Every entry must be echoed exactly.

Dataset items
______
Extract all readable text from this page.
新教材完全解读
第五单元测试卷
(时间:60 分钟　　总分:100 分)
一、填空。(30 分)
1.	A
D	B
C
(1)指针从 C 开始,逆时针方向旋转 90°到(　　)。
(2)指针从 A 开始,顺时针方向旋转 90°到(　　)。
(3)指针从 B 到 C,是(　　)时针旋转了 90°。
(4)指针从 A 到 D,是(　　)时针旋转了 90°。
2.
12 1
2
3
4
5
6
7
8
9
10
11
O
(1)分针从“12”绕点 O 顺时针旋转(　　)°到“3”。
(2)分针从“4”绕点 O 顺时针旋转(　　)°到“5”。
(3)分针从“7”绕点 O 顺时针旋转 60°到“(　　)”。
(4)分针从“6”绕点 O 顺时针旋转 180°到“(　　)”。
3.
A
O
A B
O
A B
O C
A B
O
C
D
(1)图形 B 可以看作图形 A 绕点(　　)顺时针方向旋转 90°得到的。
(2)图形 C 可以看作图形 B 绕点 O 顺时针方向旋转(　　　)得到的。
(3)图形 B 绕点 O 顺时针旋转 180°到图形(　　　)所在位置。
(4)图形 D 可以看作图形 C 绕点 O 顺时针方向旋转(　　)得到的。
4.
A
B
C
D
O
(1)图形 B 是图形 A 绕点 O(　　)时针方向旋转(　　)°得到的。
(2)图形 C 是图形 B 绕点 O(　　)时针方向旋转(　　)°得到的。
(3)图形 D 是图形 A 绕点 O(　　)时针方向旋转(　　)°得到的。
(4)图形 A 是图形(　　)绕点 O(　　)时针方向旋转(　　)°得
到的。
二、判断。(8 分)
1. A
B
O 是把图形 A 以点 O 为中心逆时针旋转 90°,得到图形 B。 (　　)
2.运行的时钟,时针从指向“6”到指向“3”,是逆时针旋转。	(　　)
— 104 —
______
# FULL RESPONSE
Extract all readable text from this page.
新教材完全解读
第五单元测试卷
(时间:60 分钟　　总分:100 分)
一、填空。(30 分)
1.	A
D	B
C
(1)指针从 C 开始,逆时针方向旋转 90°到(　　)。
(2)指针从 A 开始,顺时针方向旋转 90°到(　　)。
(3)指针从 B 到 C,是(　　)时针旋转了 90°。
(4)指针从 A 到 D,是(　　)时针旋转了 90°。
2.
12 1
2
3
4
5
6
7
8
9
10
11
O
(1)分针从“12”绕点 O 顺时针旋转(　　)°到“3”。
(2)分针从“4”绕点 O 顺时针旋转(　　)°到“5”。
(3)分针从“7”绕点 O 顺时针旋转 60°到“(　　)”。
(4)分针从“6”绕点 O 顺时针旋转 180°到“(　　)”。
3.
A
O
A B
O
A B
O C
A B
O
C
D
(1)图形 B 可以看作图形 A 绕点(　　)顺时针方向旋转 90°得到的。
(2)图形 C 可以看作图形 B 绕点 O 顺时针方向旋转(　　　)得到的。
(3)图形 B 绕点 O 顺时针旋转 180°到图形(　　　)所在位置。
(4)图形 D 可以看作图形 C 绕点 O 顺时针方向旋转(　　)得到的。
4.
A
B
C
D
O
(1)图形 B 是图形 A 绕点 O(　　)时针方向旋转(　　)°得到的。
(2)图形 C 是图形 B 绕点 O(　　)时针方向旋转(　　)°得到的。
(3)图形 D 是图形 A 绕点 O(　　)时针方向旋转(　　)°得到的。
(4)图形 A 是图形(　　)绕点 O(　　)时针方向旋转(　　)°得
到的。
二、判断。(8 分)
1. A
B
O 是把图形 A 以点 O 为中心逆时针旋转 90°,得到图形 B。 (　　)
2.运行的时钟,时针从指向“6”到指向“3”,是逆时针旋转。	(　　)
— 104 —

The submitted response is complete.